What the task requires. Copy out the data exactly, leaving the pictures behind.

_____

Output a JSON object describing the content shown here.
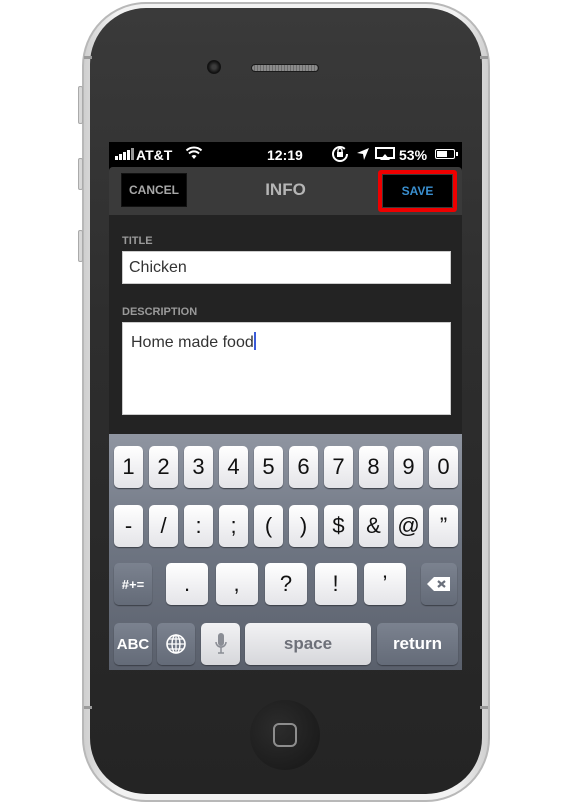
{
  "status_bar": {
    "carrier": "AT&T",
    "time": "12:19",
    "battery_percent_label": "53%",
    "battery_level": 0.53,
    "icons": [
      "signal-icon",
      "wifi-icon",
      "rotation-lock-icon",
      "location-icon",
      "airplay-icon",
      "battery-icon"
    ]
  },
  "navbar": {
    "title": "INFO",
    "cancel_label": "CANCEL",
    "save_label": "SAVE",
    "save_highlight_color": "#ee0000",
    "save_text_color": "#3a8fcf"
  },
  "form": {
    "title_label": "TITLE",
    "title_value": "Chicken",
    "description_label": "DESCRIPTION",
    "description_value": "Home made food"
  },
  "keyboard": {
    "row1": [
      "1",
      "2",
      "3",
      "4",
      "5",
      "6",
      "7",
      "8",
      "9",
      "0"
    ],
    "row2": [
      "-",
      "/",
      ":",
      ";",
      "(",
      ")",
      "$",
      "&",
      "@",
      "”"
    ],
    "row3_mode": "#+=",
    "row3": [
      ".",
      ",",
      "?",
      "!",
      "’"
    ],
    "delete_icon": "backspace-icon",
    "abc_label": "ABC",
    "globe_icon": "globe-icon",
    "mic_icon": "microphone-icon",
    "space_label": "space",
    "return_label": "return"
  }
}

_____

Task result.
Output a JSON object describing the content shown here.
{
  "status_bar": {
    "carrier": "AT&T",
    "time": "12:19",
    "battery_percent_label": "53%",
    "battery_level": 0.53,
    "icons": [
      "signal-icon",
      "wifi-icon",
      "rotation-lock-icon",
      "location-icon",
      "airplay-icon",
      "battery-icon"
    ]
  },
  "navbar": {
    "title": "INFO",
    "cancel_label": "CANCEL",
    "save_label": "SAVE",
    "save_highlight_color": "#ee0000",
    "save_text_color": "#3a8fcf"
  },
  "form": {
    "title_label": "TITLE",
    "title_value": "Chicken",
    "description_label": "DESCRIPTION",
    "description_value": "Home made food"
  },
  "keyboard": {
    "row1": [
      "1",
      "2",
      "3",
      "4",
      "5",
      "6",
      "7",
      "8",
      "9",
      "0"
    ],
    "row2": [
      "-",
      "/",
      ":",
      ";",
      "(",
      ")",
      "$",
      "&",
      "@",
      "”"
    ],
    "row3_mode": "#+=",
    "row3": [
      ".",
      ",",
      "?",
      "!",
      "’"
    ],
    "delete_icon": "backspace-icon",
    "abc_label": "ABC",
    "globe_icon": "globe-icon",
    "mic_icon": "microphone-icon",
    "space_label": "space",
    "return_label": "return"
  }
}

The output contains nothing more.